##### DATA LISTING #####

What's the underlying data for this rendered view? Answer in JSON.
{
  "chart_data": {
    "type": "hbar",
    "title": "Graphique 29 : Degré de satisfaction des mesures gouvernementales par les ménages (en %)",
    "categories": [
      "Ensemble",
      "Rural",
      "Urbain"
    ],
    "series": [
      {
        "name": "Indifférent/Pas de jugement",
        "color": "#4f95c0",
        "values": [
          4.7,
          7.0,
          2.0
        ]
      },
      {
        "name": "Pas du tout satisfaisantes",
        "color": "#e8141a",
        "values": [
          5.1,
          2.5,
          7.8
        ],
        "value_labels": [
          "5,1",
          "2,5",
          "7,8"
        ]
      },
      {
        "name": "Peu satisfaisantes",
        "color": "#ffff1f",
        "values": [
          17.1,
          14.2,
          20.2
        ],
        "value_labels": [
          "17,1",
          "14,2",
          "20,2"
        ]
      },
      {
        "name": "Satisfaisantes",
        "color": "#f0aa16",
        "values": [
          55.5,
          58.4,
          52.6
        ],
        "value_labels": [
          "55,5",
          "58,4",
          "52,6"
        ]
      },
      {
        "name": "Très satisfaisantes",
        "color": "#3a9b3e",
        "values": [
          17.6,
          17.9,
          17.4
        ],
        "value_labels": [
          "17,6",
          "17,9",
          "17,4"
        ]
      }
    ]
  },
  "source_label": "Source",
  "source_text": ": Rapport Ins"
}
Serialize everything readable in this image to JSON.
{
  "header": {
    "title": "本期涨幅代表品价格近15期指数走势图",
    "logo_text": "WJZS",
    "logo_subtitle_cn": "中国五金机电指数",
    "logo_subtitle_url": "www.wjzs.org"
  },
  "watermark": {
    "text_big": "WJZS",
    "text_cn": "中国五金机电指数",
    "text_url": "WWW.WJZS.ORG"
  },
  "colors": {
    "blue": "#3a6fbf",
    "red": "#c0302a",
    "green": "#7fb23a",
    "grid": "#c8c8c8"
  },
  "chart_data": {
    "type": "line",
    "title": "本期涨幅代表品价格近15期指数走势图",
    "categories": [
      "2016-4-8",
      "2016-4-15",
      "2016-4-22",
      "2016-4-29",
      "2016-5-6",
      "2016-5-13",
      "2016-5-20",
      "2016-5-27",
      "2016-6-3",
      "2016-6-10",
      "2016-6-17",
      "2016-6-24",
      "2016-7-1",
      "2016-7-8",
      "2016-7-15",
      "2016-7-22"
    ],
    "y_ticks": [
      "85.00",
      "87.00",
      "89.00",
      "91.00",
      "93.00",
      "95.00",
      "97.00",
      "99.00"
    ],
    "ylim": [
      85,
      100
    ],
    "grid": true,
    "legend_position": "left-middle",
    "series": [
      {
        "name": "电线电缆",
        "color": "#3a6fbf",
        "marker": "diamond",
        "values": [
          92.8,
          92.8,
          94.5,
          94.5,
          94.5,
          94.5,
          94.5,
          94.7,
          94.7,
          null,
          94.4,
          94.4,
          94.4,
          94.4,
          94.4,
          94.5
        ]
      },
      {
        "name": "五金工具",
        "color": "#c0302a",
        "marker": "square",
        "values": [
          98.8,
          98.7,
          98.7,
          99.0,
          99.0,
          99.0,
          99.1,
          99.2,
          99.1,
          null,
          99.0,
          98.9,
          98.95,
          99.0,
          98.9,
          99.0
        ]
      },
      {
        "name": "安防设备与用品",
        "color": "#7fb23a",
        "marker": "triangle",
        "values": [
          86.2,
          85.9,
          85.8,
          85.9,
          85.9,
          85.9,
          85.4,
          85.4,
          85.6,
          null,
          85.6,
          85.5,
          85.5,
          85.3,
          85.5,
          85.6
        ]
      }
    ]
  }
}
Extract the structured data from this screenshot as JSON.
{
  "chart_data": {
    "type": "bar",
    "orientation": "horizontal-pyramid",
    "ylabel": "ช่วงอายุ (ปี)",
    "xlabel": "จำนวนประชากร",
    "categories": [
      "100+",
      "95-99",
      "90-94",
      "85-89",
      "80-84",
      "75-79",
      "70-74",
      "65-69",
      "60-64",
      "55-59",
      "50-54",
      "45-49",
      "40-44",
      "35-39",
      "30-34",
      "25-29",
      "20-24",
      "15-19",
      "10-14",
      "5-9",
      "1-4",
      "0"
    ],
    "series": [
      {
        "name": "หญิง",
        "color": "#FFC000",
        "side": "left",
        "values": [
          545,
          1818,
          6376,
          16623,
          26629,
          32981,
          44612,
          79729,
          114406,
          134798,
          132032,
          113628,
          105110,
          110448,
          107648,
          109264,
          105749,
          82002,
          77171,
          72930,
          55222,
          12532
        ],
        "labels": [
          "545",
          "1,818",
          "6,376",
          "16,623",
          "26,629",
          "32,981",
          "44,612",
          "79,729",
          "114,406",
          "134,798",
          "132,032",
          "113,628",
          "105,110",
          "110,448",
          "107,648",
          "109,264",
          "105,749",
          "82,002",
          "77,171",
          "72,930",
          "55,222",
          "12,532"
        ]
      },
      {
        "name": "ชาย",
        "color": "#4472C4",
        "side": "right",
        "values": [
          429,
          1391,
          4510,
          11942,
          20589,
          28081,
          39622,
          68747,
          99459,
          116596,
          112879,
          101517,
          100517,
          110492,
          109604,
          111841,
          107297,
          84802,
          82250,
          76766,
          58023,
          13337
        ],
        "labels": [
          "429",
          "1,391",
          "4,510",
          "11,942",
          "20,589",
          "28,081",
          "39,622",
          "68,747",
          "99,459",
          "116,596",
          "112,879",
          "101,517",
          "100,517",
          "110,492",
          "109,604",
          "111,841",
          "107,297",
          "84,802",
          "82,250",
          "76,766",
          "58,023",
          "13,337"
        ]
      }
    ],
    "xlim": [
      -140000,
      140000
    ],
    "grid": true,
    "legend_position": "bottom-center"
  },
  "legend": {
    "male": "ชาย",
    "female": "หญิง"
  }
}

#####

* [SET PROBLEM]
Write down the full listing again, exactly.

* [ANSWER FOR THIS EXERCISE]
What's the underlying data for this rendered view? Answer in JSON.
{
  "chart_data": {
    "type": "hbar",
    "title": "Graphique 29 : Degré de satisfaction des mesures gouvernementales par les ménages (en %)",
    "categories": [
      "Ensemble",
      "Rural",
      "Urbain"
    ],
    "series": [
      {
        "name": "Indifférent/Pas de jugement",
        "color": "#4f95c0",
        "values": [
          4.7,
          7.0,
          2.0
        ]
      },
      {
        "name": "Pas du tout satisfaisantes",
        "color": "#e8141a",
        "values": [
          5.1,
          2.5,
          7.8
        ],
        "value_labels": [
          "5,1",
          "2,5",
          "7,8"
        ]
      },
      {
        "name": "Peu satisfaisantes",
        "color": "#ffff1f",
        "values": [
          17.1,
          14.2,
          20.2
        ],
        "value_labels": [
          "17,1",
          "14,2",
          "20,2"
        ]
      },
      {
        "name": "Satisfaisantes",
        "color": "#f0aa16",
        "values": [
          55.5,
          58.4,
          52.6
        ],
        "value_labels": [
          "55,5",
          "58,4",
          "52,6"
        ]
      },
      {
        "name": "Très satisfaisantes",
        "color": "#3a9b3e",
        "values": [
          17.6,
          17.9,
          17.4
        ],
        "value_labels": [
          "17,6",
          "17,9",
          "17,4"
        ]
      }
    ]
  },
  "source_label": "Source",
  "source_text": ": Rapport Ins"
}
Serialize everything readable in this image to JSON.
{
  "header": {
    "title": "本期涨幅代表品价格近15期指数走势图",
    "logo_text": "WJZS",
    "logo_subtitle_cn": "中国五金机电指数",
    "logo_subtitle_url": "www.wjzs.org"
  },
  "watermark": {
    "text_big": "WJZS",
    "text_cn": "中国五金机电指数",
    "text_url": "WWW.WJZS.ORG"
  },
  "colors": {
    "blue": "#3a6fbf",
    "red": "#c0302a",
    "green": "#7fb23a",
    "grid": "#c8c8c8"
  },
  "chart_data": {
    "type": "line",
    "title": "本期涨幅代表品价格近15期指数走势图",
    "categories": [
      "2016-4-8",
      "2016-4-15",
      "2016-4-22",
      "2016-4-29",
      "2016-5-6",
      "2016-5-13",
      "2016-5-20",
      "2016-5-27",
      "2016-6-3",
      "2016-6-10",
      "2016-6-17",
      "2016-6-24",
      "2016-7-1",
      "2016-7-8",
      "2016-7-15",
      "2016-7-22"
    ],
    "y_ticks": [
      "85.00",
      "87.00",
      "89.00",
      "91.00",
      "93.00",
      "95.00",
      "97.00",
      "99.00"
    ],
    "ylim": [
      85,
      100
    ],
    "grid": true,
    "legend_position": "left-middle",
    "series": [
      {
        "name": "电线电缆",
        "color": "#3a6fbf",
        "marker": "diamond",
        "values": [
          92.8,
          92.8,
          94.5,
          94.5,
          94.5,
          94.5,
          94.5,
          94.7,
          94.7,
          null,
          94.4,
          94.4,
          94.4,
          94.4,
          94.4,
          94.5
        ]
      },
      {
        "name": "五金工具",
        "color": "#c0302a",
        "marker": "square",
        "values": [
          98.8,
          98.7,
          98.7,
          99.0,
          99.0,
          99.0,
          99.1,
          99.2,
          99.1,
          null,
          99.0,
          98.9,
          98.95,
          99.0,
          98.9,
          99.0
        ]
      },
      {
        "name": "安防设备与用品",
        "color": "#7fb23a",
        "marker": "triangle",
        "values": [
          86.2,
          85.9,
          85.8,
          85.9,
          85.9,
          85.9,
          85.4,
          85.4,
          85.6,
          null,
          85.6,
          85.5,
          85.5,
          85.3,
          85.5,
          85.6
        ]
      }
    ]
  }
}
Extract the structured data from this screenshot as JSON.
{
  "chart_data": {
    "type": "bar",
    "orientation": "horizontal-pyramid",
    "ylabel": "ช่วงอายุ (ปี)",
    "xlabel": "จำนวนประชากร",
    "categories": [
      "100+",
      "95-99",
      "90-94",
      "85-89",
      "80-84",
      "75-79",
      "70-74",
      "65-69",
      "60-64",
      "55-59",
      "50-54",
      "45-49",
      "40-44",
      "35-39",
      "30-34",
      "25-29",
      "20-24",
      "15-19",
      "10-14",
      "5-9",
      "1-4",
      "0"
    ],
    "series": [
      {
        "name": "หญิง",
        "color": "#FFC000",
        "side": "left",
        "values": [
          545,
          1818,
          6376,
          16623,
          26629,
          32981,
          44612,
          79729,
          114406,
          134798,
          132032,
          113628,
          105110,
          110448,
          107648,
          109264,
          105749,
          82002,
          77171,
          72930,
          55222,
          12532
        ],
        "labels": [
          "545",
          "1,818",
          "6,376",
          "16,623",
          "26,629",
          "32,981",
          "44,612",
          "79,729",
          "114,406",
          "134,798",
          "132,032",
          "113,628",
          "105,110",
          "110,448",
          "107,648",
          "109,264",
          "105,749",
          "82,002",
          "77,171",
          "72,930",
          "55,222",
          "12,532"
        ]
      },
      {
        "name": "ชาย",
        "color": "#4472C4",
        "side": "right",
        "values": [
          429,
          1391,
          4510,
          11942,
          20589,
          28081,
          39622,
          68747,
          99459,
          116596,
          112879,
          101517,
          100517,
          110492,
          109604,
          111841,
          107297,
          84802,
          82250,
          76766,
          58023,
          13337
        ],
        "labels": [
          "429",
          "1,391",
          "4,510",
          "11,942",
          "20,589",
          "28,081",
          "39,622",
          "68,747",
          "99,459",
          "116,596",
          "112,879",
          "101,517",
          "100,517",
          "110,492",
          "109,604",
          "111,841",
          "107,297",
          "84,802",
          "82,250",
          "76,766",
          "58,023",
          "13,337"
        ]
      }
    ],
    "xlim": [
      -140000,
      140000
    ],
    "grid": true,
    "legend_position": "bottom-center"
  },
  "legend": {
    "male": "ชาย",
    "female": "หญิง"
  }
}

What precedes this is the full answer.